* [Brief]: Using the data below, gather each line that includes the word "JSON".

[Source data]
+===+

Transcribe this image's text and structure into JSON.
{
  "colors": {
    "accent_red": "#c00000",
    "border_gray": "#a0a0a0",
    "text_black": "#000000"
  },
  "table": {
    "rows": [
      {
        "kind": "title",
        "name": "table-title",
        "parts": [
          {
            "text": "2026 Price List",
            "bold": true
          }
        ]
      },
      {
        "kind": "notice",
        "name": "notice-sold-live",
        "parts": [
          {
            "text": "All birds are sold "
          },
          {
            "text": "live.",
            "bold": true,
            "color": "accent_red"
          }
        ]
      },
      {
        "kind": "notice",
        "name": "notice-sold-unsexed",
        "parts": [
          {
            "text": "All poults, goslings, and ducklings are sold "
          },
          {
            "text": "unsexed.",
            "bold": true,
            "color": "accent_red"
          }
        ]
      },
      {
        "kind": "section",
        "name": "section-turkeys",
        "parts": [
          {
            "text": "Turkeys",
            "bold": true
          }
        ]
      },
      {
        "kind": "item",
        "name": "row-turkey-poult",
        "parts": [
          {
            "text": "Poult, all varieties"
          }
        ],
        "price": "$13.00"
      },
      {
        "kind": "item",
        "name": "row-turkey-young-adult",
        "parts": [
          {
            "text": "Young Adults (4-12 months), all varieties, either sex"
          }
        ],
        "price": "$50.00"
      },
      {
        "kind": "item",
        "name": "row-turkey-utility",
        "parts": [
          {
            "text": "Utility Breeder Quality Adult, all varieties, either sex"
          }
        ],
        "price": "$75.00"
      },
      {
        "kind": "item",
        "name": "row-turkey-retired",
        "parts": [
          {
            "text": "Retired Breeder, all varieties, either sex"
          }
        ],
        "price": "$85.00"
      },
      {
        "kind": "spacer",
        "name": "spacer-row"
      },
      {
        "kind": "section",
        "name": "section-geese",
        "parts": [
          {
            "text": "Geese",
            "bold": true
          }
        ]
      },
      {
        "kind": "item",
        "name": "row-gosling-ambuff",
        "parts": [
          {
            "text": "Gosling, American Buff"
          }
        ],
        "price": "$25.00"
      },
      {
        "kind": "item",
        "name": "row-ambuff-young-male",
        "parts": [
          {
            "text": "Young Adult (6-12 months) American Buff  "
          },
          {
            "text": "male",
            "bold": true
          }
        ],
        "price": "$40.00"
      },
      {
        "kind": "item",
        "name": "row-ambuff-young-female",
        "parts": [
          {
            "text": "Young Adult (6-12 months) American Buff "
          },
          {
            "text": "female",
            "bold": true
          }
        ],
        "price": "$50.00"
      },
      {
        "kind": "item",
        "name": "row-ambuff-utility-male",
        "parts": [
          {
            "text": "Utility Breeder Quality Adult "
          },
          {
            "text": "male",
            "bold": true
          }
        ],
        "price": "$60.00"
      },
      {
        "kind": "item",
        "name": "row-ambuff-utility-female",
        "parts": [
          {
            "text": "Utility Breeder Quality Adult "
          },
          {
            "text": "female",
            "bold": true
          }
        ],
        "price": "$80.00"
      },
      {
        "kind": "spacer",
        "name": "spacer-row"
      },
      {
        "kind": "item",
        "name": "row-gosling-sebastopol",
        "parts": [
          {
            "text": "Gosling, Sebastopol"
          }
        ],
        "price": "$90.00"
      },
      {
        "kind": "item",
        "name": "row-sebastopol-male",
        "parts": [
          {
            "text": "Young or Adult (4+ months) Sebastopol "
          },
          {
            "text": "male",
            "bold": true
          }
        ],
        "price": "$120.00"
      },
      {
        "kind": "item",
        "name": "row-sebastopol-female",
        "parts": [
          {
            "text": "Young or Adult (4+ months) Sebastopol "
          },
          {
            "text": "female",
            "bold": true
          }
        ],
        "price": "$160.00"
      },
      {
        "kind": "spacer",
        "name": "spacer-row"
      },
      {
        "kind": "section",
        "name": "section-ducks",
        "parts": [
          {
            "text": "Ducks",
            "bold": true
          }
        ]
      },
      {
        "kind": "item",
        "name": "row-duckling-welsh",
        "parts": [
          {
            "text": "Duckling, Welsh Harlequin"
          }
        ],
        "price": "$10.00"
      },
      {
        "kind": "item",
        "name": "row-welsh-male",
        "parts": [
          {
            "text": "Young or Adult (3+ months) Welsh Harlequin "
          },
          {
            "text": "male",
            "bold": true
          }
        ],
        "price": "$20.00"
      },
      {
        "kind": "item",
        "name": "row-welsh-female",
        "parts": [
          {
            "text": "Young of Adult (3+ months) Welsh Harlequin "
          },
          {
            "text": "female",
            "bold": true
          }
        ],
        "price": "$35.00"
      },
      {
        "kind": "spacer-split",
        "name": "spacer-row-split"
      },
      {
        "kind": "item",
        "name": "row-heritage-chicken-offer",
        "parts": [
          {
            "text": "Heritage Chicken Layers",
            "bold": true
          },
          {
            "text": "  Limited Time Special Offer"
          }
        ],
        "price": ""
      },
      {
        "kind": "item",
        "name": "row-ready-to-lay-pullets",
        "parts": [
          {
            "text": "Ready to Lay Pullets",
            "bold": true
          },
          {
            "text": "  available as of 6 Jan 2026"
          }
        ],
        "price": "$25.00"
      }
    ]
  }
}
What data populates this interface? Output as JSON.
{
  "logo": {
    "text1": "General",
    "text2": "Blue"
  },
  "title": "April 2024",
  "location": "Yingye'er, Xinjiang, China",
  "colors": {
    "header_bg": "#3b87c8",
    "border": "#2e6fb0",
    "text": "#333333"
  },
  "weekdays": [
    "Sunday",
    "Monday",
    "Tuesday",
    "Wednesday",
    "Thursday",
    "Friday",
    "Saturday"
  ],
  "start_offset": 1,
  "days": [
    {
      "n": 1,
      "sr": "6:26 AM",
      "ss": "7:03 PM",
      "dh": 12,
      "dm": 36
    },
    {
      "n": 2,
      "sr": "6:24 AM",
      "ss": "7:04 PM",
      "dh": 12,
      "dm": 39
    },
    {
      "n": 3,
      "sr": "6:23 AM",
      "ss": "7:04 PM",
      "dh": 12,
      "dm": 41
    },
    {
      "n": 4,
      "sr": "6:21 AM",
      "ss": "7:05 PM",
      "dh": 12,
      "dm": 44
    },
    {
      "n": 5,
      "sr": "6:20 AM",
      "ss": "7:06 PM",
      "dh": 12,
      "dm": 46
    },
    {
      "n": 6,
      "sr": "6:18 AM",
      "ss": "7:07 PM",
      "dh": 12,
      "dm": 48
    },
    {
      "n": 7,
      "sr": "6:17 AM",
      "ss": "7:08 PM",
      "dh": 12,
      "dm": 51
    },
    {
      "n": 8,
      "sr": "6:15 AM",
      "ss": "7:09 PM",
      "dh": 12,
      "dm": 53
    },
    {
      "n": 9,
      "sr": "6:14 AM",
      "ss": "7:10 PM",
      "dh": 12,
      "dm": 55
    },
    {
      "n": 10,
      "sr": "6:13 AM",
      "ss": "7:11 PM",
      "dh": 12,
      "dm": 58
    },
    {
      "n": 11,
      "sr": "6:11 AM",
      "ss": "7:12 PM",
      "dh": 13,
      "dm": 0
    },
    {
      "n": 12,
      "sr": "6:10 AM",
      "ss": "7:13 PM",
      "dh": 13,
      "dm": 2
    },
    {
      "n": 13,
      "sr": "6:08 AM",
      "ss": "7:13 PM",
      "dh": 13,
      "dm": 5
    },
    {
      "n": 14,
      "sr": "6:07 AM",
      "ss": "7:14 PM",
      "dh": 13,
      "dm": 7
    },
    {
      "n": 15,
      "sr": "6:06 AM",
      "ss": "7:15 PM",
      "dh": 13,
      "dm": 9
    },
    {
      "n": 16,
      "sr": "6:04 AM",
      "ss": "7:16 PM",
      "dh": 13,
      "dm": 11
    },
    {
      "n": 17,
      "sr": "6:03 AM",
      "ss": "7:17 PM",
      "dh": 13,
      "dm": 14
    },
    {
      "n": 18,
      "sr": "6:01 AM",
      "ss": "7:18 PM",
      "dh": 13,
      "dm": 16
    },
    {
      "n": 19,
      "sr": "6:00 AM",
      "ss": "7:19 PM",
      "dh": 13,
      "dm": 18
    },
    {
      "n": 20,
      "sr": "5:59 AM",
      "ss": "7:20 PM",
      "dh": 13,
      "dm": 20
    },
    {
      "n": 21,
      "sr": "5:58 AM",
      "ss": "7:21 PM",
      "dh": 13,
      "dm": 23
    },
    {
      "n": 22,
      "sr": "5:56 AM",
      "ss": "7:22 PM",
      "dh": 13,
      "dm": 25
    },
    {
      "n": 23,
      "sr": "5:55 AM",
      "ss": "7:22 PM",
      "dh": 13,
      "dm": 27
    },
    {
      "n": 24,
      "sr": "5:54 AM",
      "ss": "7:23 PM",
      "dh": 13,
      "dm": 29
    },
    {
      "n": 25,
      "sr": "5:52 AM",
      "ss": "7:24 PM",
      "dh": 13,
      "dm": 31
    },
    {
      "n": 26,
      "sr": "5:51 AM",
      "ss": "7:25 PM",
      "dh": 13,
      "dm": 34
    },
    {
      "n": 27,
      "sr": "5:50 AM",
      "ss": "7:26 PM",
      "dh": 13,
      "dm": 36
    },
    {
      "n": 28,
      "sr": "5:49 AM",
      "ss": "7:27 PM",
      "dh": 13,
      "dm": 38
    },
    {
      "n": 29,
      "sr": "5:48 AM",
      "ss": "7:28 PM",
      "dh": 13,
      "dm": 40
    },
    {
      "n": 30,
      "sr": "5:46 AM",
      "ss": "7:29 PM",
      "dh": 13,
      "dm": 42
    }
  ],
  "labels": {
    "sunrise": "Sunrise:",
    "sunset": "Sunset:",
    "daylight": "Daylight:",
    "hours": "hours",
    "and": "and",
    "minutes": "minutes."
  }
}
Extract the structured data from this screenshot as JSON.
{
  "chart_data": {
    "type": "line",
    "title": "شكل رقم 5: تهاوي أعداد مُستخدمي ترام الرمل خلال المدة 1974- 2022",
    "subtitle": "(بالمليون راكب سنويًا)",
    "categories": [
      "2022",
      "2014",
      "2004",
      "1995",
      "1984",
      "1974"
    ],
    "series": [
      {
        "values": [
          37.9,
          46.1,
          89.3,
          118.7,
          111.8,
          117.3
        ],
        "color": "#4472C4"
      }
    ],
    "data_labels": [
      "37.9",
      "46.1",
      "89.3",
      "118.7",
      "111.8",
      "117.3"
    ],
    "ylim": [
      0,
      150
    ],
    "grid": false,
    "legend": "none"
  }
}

+===+

* [Task solution]:
Transcribe this image's text and structure into JSON.
What data populates this interface? Output as JSON.
Extract the structured data from this screenshot as JSON.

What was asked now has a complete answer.